[Directive] Where a line contains the word "COMEX", copy that line.

[Supplied material]
★ ★ ★ ★ ★
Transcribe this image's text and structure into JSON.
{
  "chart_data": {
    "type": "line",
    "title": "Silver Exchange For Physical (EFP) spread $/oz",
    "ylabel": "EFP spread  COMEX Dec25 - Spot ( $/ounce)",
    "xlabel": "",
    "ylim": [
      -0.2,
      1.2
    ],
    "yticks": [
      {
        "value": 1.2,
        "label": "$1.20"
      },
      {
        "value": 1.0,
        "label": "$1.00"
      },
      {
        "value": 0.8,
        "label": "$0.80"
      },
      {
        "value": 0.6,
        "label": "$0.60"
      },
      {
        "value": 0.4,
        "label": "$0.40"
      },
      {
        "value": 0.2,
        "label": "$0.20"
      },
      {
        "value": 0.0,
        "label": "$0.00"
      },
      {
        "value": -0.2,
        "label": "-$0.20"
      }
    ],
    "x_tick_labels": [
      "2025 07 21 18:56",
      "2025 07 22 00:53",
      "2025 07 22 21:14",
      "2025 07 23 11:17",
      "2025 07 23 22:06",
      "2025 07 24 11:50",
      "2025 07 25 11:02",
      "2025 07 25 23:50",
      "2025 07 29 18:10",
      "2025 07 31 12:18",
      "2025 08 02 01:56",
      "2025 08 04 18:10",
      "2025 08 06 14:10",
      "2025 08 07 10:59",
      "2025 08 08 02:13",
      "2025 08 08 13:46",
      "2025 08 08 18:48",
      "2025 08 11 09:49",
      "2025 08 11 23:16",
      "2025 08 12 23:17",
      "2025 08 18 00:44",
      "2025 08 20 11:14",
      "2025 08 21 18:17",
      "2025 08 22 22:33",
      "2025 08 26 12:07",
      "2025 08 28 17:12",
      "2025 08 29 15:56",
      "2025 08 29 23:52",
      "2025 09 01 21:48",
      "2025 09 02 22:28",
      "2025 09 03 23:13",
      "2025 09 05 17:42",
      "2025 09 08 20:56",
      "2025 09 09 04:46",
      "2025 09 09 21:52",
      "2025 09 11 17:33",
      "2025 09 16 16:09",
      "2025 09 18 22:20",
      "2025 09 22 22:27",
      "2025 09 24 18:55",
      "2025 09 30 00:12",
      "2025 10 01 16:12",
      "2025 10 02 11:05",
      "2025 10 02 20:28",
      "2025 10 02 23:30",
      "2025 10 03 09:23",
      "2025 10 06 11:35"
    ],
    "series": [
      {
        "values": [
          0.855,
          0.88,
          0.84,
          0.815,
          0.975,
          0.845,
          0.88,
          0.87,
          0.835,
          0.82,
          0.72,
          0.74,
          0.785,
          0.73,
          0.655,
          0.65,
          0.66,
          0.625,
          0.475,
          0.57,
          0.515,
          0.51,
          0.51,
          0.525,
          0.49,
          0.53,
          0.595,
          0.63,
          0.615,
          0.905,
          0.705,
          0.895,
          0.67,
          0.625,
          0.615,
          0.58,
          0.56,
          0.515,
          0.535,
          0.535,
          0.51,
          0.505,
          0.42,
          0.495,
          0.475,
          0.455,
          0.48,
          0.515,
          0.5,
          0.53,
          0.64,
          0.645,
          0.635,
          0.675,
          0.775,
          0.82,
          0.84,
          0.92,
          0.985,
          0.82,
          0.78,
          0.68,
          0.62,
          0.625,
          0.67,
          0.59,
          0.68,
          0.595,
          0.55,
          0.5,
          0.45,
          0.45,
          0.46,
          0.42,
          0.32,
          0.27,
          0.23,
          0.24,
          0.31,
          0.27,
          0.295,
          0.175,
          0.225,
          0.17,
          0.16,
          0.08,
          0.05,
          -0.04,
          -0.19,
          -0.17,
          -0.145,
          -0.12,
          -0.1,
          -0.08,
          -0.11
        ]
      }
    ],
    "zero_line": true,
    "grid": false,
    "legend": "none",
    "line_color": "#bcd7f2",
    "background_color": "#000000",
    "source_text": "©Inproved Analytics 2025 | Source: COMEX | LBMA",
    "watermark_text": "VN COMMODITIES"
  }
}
★ ★ ★ ★ ★
[Reply to the task]
    "ylabel": "EFP spread  COMEX Dec25 - Spot ( $/ounce)",
    "source_text": "©Inproved Analytics 2025 | Source: COMEX | LBMA",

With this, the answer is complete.